GIVEN PROBLEM:
Reproduce all entries word for word.

THE DATA:
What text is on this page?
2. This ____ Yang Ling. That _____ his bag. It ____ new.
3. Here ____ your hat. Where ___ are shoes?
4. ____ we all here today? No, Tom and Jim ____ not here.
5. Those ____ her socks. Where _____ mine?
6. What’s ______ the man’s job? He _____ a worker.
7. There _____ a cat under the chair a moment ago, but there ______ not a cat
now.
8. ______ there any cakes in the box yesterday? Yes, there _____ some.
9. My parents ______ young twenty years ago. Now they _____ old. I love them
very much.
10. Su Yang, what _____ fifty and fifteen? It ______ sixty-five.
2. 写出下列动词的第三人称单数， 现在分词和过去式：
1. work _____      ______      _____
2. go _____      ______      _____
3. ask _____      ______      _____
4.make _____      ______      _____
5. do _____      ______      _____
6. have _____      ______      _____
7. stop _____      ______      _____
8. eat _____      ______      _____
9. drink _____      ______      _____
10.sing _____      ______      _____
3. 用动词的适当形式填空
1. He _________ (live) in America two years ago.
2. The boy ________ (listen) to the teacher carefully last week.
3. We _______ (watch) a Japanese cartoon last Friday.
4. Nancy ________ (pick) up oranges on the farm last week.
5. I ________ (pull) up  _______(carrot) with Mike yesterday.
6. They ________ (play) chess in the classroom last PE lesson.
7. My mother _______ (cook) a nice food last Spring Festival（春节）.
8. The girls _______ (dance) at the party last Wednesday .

TASK ANSWER:
What text is on this page?
2. This ____ Yang Ling. That _____ his bag. It ____ new.
3. Here ____ your hat. Where ___ are shoes?
4. ____ we all here today? No, Tom and Jim ____ not here.
5. Those ____ her socks. Where _____ mine?
6. What’s ______ the man’s job? He _____ a worker.
7. There _____ a cat under the chair a moment ago, but there ______ not a cat
now.
8. ______ there any cakes in the box yesterday? Yes, there _____ some.
9. My parents ______ young twenty years ago. Now they _____ old. I love them
very much.
10. Su Yang, what _____ fifty and fifteen? It ______ sixty-five.
2. 写出下列动词的第三人称单数， 现在分词和过去式：
1. work _____      ______      _____
2. go _____      ______      _____
3. ask _____      ______      _____
4.make _____      ______      _____
5. do _____      ______      _____
6. have _____      ______      _____
7. stop _____      ______      _____
8. eat _____      ______      _____
9. drink _____      ______      _____
10.sing _____      ______      _____
3. 用动词的适当形式填空
1. He _________ (live) in America two years ago.
2. The boy ________ (listen) to the teacher carefully last week.
3. We _______ (watch) a Japanese cartoon last Friday.
4. Nancy ________ (pick) up oranges on the farm last week.
5. I ________ (pull) up  _______(carrot) with Mike yesterday.
6. They ________ (play) chess in the classroom last PE lesson.
7. My mother _______ (cook) a nice food last Spring Festival（春节）.
8. The girls _______ (dance) at the party last Wednesday .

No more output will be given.